* _Texte_:
::::::
De l'importance de la justice sociale selon l'ONU

 

Assurément, la justice sociale doit être quelque chose d'important dans la société, puisqu'il existe même une "Journée mondiale de la justice sociale" créée le 26 novembre 2007 par l'Assemblée générale de l'ONU et célébrée chaque année, le 20 février :

L'ONU fonde la justice sociale "sur l’égalité des droits pour tous les peuples et la possibilité pour tous les êtres humains sans discrimination de bénéficier du progrès économique et social partout dans le monde. Promouvoir la justice sociale ne consiste pas simplement à augmenter les revenus et à créer des emplois. C’est aussi une question de droits, de dignité et de liberté d’expression pour les travailleurs et les travailleuses, ainsi que d’autonomie économique, sociale et politique."

 

Cette définition repose à mon sens trop sur la dimension économique, ce que confirme l'adoption, en 2008, par l’Organisation internationale du Travail (OIT) d'une "Déclaration de l’OIT sur la justice sociale pour une mondialisation équitable". Celle-ci met le travail décent au centre de ses préoccupations de justice sociale en lui adjoignant quatre piliers principaux  : "emploi, protection sociale, dialogue social, et droits et principes fondamentaux au travail". Au niveau étatique, les gouvernements ne sont pas en reste, comme en témoigne l'usage ad libitum (ad nauseam ?) de l'expression "justice sociale" par Tony Blair, Emmanuel Macron, François Fillon, François Hollande, Angela Merkel, Donald Trump et tant d'autres, dans des sens parfois très différents ! Il est donc important d'en définir les contours plus précisément.

 

Les contours de la justice sociale

 

La notion de justice sociale apparaît dans le débat politique au XIXe siècle, dans un monde dominé par la notion de classes sociales, sous la plume notamment de John Stuart Mill ("la société doit traiter également bien tous ceux qui sont également bien mérité d'elle"), et désigne l'association de la justice et de la solidarité. Alfred Fouillé (L’idée de justice sociale d’après les écoles contemporaines), Léon Bourgeois (Solidarité) et Émile Durkheim poseront des jalons importants dans la construction de l'État social moderne.

 

Mais ces concepts de justice sociale, d'égalité, d'équité, etc., sont bien évidemment plus anciens et apparaissent, d'une manière ou d'une autre, dès que les Hommes ont cherché à faire société. Aristote avait déjà compris qu'au-delà du couple "justice commutative" (à chacun la même part) et "justice distributive" (à chacun selon son dû), la Cité ne pouvait survivre sans une forme de réciprocité proportionnelle (Éthique à Nicomaque) : "c'est en effet parce que l'on retourne en proportion de ce que l'on reçoit que la Cité se maintient". Vision qui n'est pas sans rappeler ce célèbre sermon de Bossuet intitulé De l'éminente dignité des pauvres, dans lequel on pouvait lire : "Quel est le fardeau des pauvres ? C’est le besoin. Quel est le fardeau des riches ? C’est l’abondance".
::::::
* _Données fournies_:

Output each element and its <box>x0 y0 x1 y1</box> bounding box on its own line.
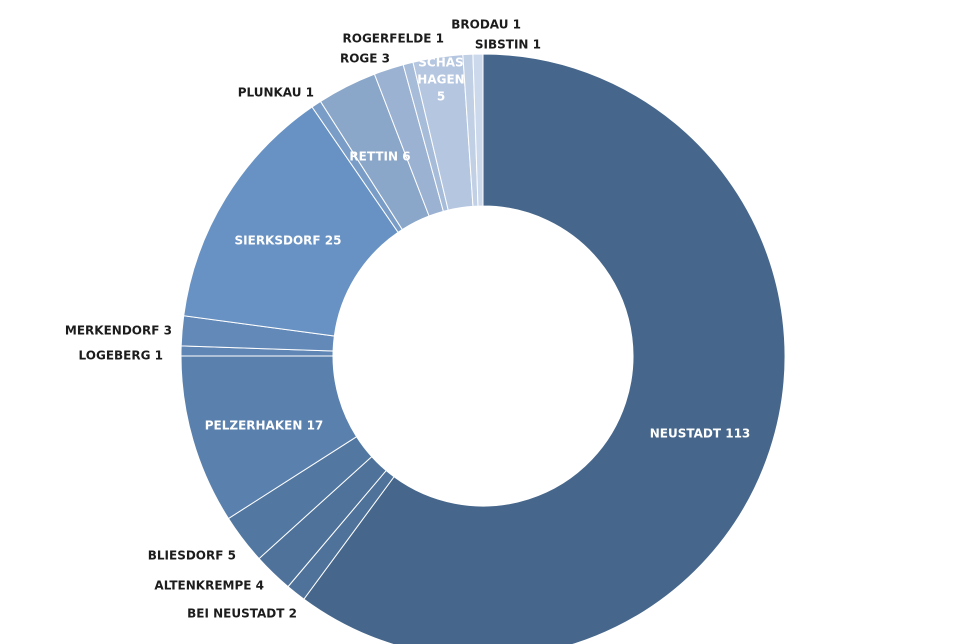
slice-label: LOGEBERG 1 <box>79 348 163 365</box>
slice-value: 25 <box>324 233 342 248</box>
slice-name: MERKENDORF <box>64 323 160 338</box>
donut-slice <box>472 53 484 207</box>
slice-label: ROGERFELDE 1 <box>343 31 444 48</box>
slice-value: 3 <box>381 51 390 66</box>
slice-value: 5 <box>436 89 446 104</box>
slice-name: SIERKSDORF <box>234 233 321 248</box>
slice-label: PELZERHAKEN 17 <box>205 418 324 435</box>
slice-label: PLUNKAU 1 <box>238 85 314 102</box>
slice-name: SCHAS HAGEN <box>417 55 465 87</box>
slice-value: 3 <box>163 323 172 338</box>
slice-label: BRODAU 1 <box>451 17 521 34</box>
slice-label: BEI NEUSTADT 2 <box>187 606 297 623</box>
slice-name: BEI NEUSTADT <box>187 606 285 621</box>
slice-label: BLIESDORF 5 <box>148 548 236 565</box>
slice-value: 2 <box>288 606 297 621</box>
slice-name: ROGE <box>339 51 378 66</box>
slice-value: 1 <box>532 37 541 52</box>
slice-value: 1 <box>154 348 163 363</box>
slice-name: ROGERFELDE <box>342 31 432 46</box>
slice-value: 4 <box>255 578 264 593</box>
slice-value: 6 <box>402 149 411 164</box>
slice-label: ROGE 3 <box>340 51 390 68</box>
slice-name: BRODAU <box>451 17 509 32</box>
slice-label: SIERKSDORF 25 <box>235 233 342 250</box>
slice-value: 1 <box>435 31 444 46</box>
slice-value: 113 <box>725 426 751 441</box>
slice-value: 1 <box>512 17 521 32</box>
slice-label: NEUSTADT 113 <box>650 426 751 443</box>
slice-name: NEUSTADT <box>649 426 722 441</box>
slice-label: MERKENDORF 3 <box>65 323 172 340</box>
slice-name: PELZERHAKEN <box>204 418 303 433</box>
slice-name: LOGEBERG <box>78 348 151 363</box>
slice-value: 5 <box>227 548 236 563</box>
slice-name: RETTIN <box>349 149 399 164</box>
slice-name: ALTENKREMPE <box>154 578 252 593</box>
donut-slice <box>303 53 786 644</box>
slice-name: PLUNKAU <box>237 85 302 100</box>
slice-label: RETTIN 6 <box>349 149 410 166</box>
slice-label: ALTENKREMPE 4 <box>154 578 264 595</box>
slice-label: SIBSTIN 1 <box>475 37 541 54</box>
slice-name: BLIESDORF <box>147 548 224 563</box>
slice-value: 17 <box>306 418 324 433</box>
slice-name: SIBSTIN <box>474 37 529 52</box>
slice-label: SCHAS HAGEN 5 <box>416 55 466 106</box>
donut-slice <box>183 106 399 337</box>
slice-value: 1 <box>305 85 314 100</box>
::::::
* _Consigne_:
Répondez aux questions suivantes à partir du texte sur la justice sociale.
1. Quel jour la Journée mondiale de la justice sociale est-elle célébrée chaque année ?
2. Quels sont les quatre piliers que la Déclaration de l'OIT de 2008 associe au travail décent ?
3. D'après le sermon de Bossuet cité, quel est le fardeau des riches ?

* _Corrigé_:
1. Elle est célébrée chaque année le 20 février.
2. Ces piliers sont l'emploi, la protection sociale, le dialogue social, et les droits et principes fondamentaux au travail.
3. Le fardeau des riches est l'abondance.